**TASK SET**
[a] Decide whether each statement agrees with the ACDD comment thread, answering yes or no and quoting the thread's deciding words: (i) John G removed the THREDDS wording from these items pending review; (ii) Bob S proposes deprecating date_created; (iii) Bob S says CF has a history of frequently deprecating terms.
[b] Write a few more lines of the ACDD comment thread, starting after its final bullet point.

And if my interpretation of the green sentence is incorrect, then it certainly indicates that the green sentence needs to be rewritten to be clarified and/or an example given.
|7||20140919.2029||John G||Yes, I *think* these green bits about THREDDS are long-standing (old?) descriptions of THREDDS practice. I am not sure it's appropriate for ACDD to say what THREDDS does to map things -- are the communities that closely coupled? A question we'll discuss further in coming weeks. (See item 10 below.)|
|7||20140923||Bob S||Perhaps I misunderstood. What does THREDDS "variable mapping" mean?|
|7||20140928||John G||see answer in #10, not sure myself|
|7||20141002||John G||I removed the language about THREDDS in these items, pending review|
|8||deprecation bad||Resolved||20140918.1633||Bob S||Deprecation is always a bad idea. It is far better to improve the definitions of existing attributes. CF understands this and has an excellent history of not deprecating terms. ACDD should follow CF's example. Those of use who deal with the metadata for 1000's of datasets and for software really don't want changes that break the existing metadata in those dataset and in that software.|
* Don't deprecate date_created. Just use the definition from date_product_available and remove date_product_available.

**SUPPLIED RECORDS**
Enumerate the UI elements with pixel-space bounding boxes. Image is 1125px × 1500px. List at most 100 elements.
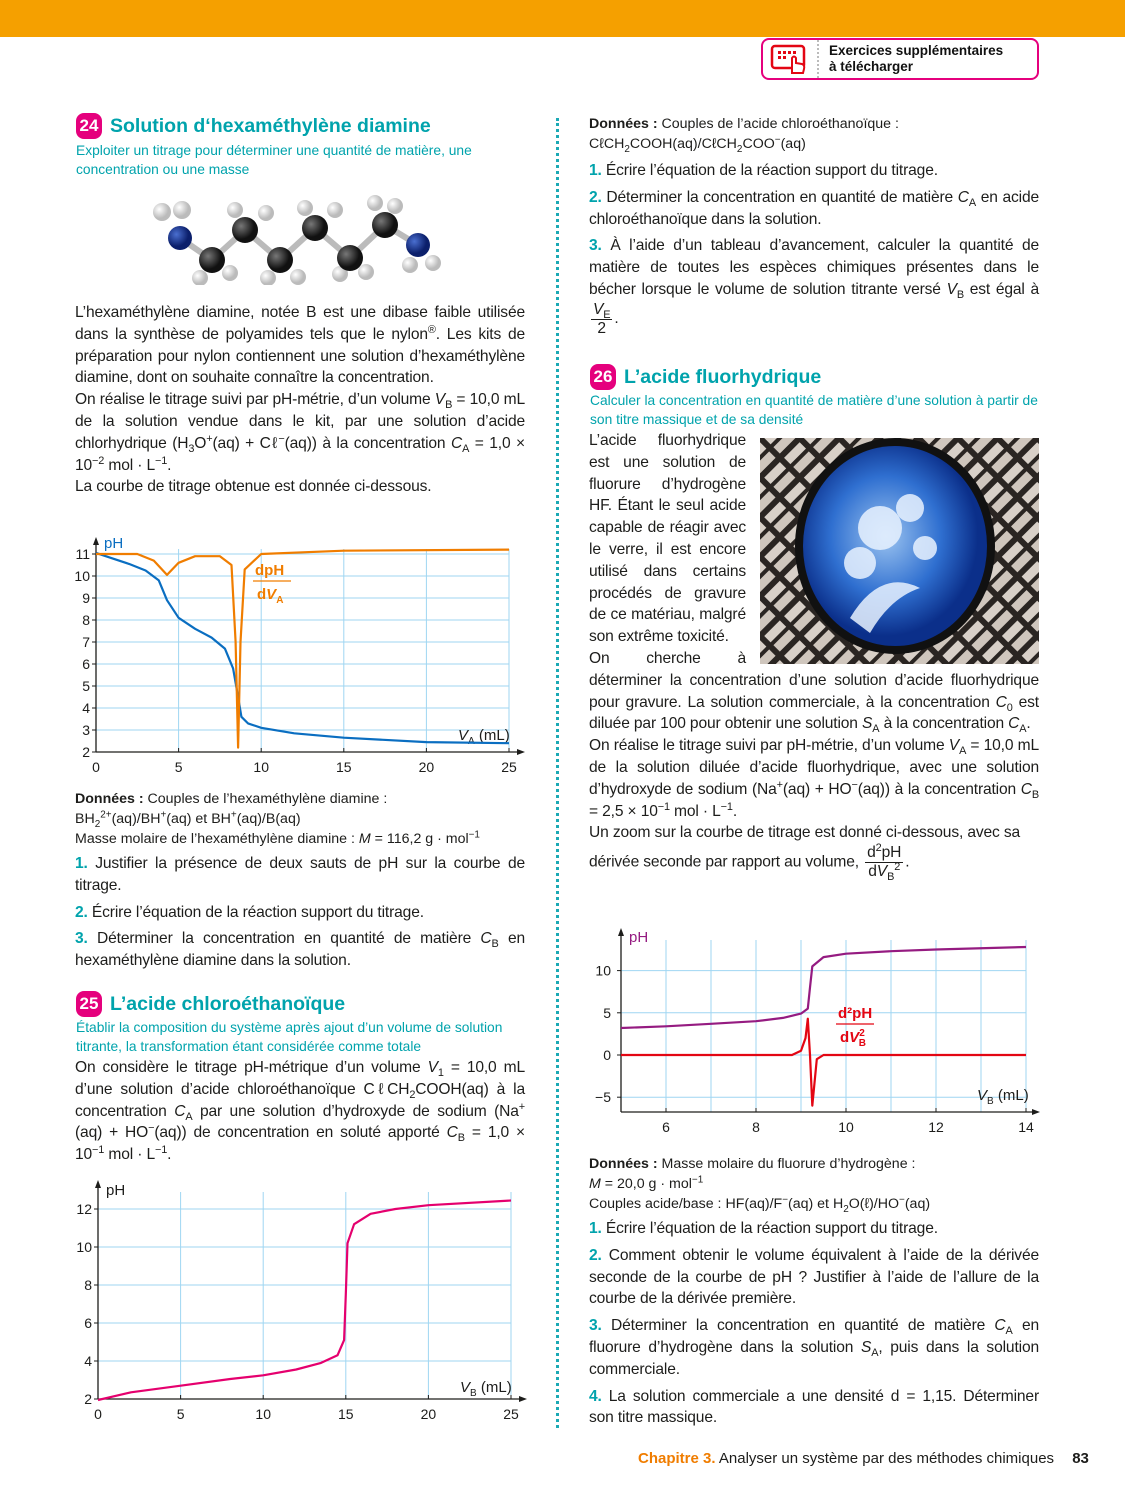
y-tick-label: −5 (595, 1089, 611, 1105)
exercise-title: L’acide chloroéthanoïque (110, 992, 346, 1015)
exercise-number-badge: 26 (590, 364, 616, 390)
chart-3: 6 8 10 12 14 −5 0 5 10 pH VB (mL) d²pH dV2 B (595, 928, 1040, 1135)
question-item: 2. Comment obtenir le volume équivalent … (589, 1246, 1039, 1308)
paragraph: On cherche à déterminer la concentration… (589, 649, 1039, 736)
y-tick-label: 11 (75, 546, 90, 562)
question-item: 3. Déterminer la concentration en quanti… (589, 1317, 1039, 1378)
y-tick-label: 3 (82, 722, 90, 738)
exercise-24-data: Données : Couples de l’hexaméthylène dia… (75, 791, 480, 847)
exercise-number-badge: 24 (76, 113, 102, 139)
y-axis-label: pH (104, 535, 123, 552)
x-tick-label: 15 (338, 1406, 354, 1422)
x-tick-label: 6 (662, 1119, 670, 1135)
y-tick-label: 9 (82, 590, 90, 606)
exercise-25-objective: Établir la composition du système après … (76, 1020, 503, 1054)
series-line-2 (96, 548, 510, 749)
x-axis-label: VB (mL) (977, 1087, 1029, 1107)
y-tick-label: 2 (82, 744, 90, 760)
x-axis-label: VA (mL) (458, 727, 510, 747)
y-tick-label: 10 (76, 1239, 92, 1255)
x-tick-label: 5 (175, 759, 183, 775)
exercise-25-heading: 25 L’acide chloroéthanoïque (76, 991, 345, 1017)
x-tick-label: 0 (92, 759, 100, 775)
question-item: 3. À l’aide d’un tableau d’avancement, c… (589, 237, 1040, 337)
x-tick-label: 10 (838, 1119, 854, 1135)
x-tick-label: 10 (253, 759, 269, 775)
exercise-24-objective: Exploiter un titrage pour déterminer une… (76, 143, 472, 177)
series-line-1 (95, 551, 510, 745)
exercise-26-questions: 1. Écrire l’équation de la réaction supp… (589, 1218, 1039, 1434)
x-tick-label: 12 (928, 1119, 944, 1135)
x-tick-label: 8 (752, 1119, 760, 1135)
molecule-illustration (153, 195, 441, 285)
exercise-24-questions: 1. Justifier la présence de deux sauts d… (75, 853, 525, 977)
question-item: 1. Écrire l’équation de la réaction supp… (589, 1220, 938, 1237)
x-axis-arrow-icon (519, 1396, 527, 1402)
exercise-24-heading: 24 Solution d‘hexaméthylène diamine (76, 113, 431, 139)
y-tick-label: 5 (603, 1005, 611, 1021)
engraved-glass-photo (760, 438, 1039, 664)
paragraph: L’hexaméthylène diamine, notée B est une… (75, 304, 525, 387)
x-tick-label: 25 (501, 759, 517, 775)
download-label-line1: Exercices supplémentaires (829, 43, 1004, 58)
x-axis-arrow-icon (1032, 1109, 1040, 1115)
chart-1: 0 5 10 15 20 25 2 3 4 5 6 7 8 9 10 11 pH VA (mL) dpH dVA (74, 535, 525, 775)
series-line-1 (97, 1199, 512, 1402)
y-tick-label: 6 (84, 1315, 92, 1331)
question-item: 4. La solution commerciale a une densité… (589, 1387, 1039, 1427)
y-tick-label: 10 (74, 568, 90, 584)
x-tick-label: 10 (255, 1406, 271, 1422)
paragraph: On réalise le titrage suivi par pH-métri… (75, 391, 525, 474)
y-tick-label: 5 (82, 678, 90, 694)
top-accent-bar (0, 0, 1125, 37)
question-item: 3. Déterminer la concentration en quanti… (75, 930, 525, 970)
question-item: 1. Écrire l’équation de la réaction supp… (589, 162, 938, 179)
chapter-label: Chapitre 3. (638, 1450, 716, 1467)
question-item: 2. Déterminer la concentration en quanti… (589, 188, 1039, 228)
y-axis-arrow-icon (95, 1180, 101, 1188)
x-tick-label: 15 (336, 759, 352, 775)
exercise-25-data: Données : Couples de l’acide chloroéthan… (589, 116, 899, 155)
x-tick-label: 20 (419, 759, 435, 775)
page-footer: Chapitre 3. Analyser un système par des … (638, 1450, 1089, 1467)
paragraph: La courbe de titrage obtenue est donnée … (75, 478, 432, 496)
series-line-1 (620, 945, 1027, 1030)
y-tick-label: 4 (82, 700, 90, 716)
exercise-26-data: Données : Masse molaire du fluorure d’hy… (589, 1156, 931, 1215)
exercise-24-statement: L’hexaméthylène diamine, notée B est une… (75, 302, 525, 498)
x-tick-label: 14 (1018, 1119, 1034, 1135)
download-extra-exercises-button[interactable]: Exercices supplémentaires à télécharger (761, 38, 1039, 80)
y-axis-label: pH (106, 1182, 125, 1199)
x-tick-label: 20 (421, 1406, 437, 1422)
y-tick-label: 6 (82, 656, 90, 672)
paragraph: On réalise le titrage suivi par pH-métri… (589, 737, 1040, 820)
exercise-title: Solution d‘hexaméthylène diamine (110, 114, 431, 137)
x-axis-arrow-icon (517, 749, 525, 755)
x-tick-label: 25 (503, 1406, 519, 1422)
question-item: 1. Justifier la présence de deux sauts d… (75, 855, 525, 894)
exercise-26-heading: 26 L’acide fluorhydrique (590, 364, 821, 390)
y-axis-arrow-icon (618, 928, 624, 936)
chart-2: 0 5 10 15 20 25 2 4 6 8 10 12 pH VB (mL) (76, 1180, 527, 1422)
y-tick-label: 8 (84, 1277, 92, 1293)
y-tick-label: 2 (84, 1391, 92, 1407)
exercise-number-badge: 25 (76, 991, 102, 1017)
x-tick-label: 5 (177, 1406, 185, 1422)
y-tick-label: 10 (595, 963, 611, 979)
svg-text:d²pH: d²pH (838, 1005, 872, 1022)
series-line-2 (621, 1017, 1026, 1107)
y-axis-label: pH (629, 929, 648, 946)
question-item: 2. Écrire l’équation de la réaction supp… (75, 903, 424, 921)
exercise-26-objective: Calculer la concentration en quantité de… (590, 393, 1038, 427)
svg-text:dpH: dpH (255, 562, 284, 579)
paragraph: L’acide fluorhydrique est une solution d… (589, 432, 746, 646)
y-tick-label: 0 (603, 1047, 611, 1063)
download-label-line2: à télécharger (829, 59, 914, 74)
touch-screen-icon (763, 40, 819, 78)
page-number: 83 (1072, 1450, 1089, 1467)
exercise-25-questions: 1. Écrire l’équation de la réaction supp… (589, 160, 1039, 343)
y-tick-label: 7 (82, 634, 90, 650)
paragraph: Un zoom sur la courbe de titrage est don… (589, 824, 1021, 884)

**RESULTS FOR EACH TASK**
[a]
(i) Yes: "I removed the language about THREDDS in these items, pending review"
(ii) No: "Don't deprecate date_created."
(iii) No: "CF understands this and has an excellent history of not deprecating terms."

[b]
* Don't deprecate date_issued. Just define it better.
* Don't deprecate date_modified. Just use the definition from date_product_modified or date_values_modified and remove one of those newer terms.
* How can you deprecate institution, which is in CF?! Just use the definition from creator_institution and remove creator_institution.
|8||20140918.1759||John G||I think ACDD is an entirely different kind of standard than CF, in that attributes in ACDD are all recommended, whereas you can not use a CF name that is not in the vocabulary and still be compliant. So I don't think the analogy applies -- if someone still wants to use the old attributes, which people strongly felt had particular (conflicting) meanings, then they can still do so.|
Just defining it better was not going to happen, for the reasons above.
|8||20140918.1850||Bob S||standard_names is an exception because of the controlled vocabulary. CF says "This standard describes many attributes (some mandatory, others optional),"|
> if someone still wants to use the old attributes, which people strongly felt had particular (conflicting) meanings, then they can still do so.
Huh? You make it sound like ACDD is just for humans reading the metadata. But the whole point of CD and ACDD must be to enable human understanding AND machine processing (and "understanding") of the metadata. Everyone expects software tools to work with ACDD. Fine. Then give the software tool makers and the people maintaining 1000's of datasets that use ACDD 1.0 a break and maintain backward compatibility. If you (collectively) make compliance with ACDD too burdensome by frequently making incompatible changes or by making the standard to big or complex, then people will be less inclined to make all the changes.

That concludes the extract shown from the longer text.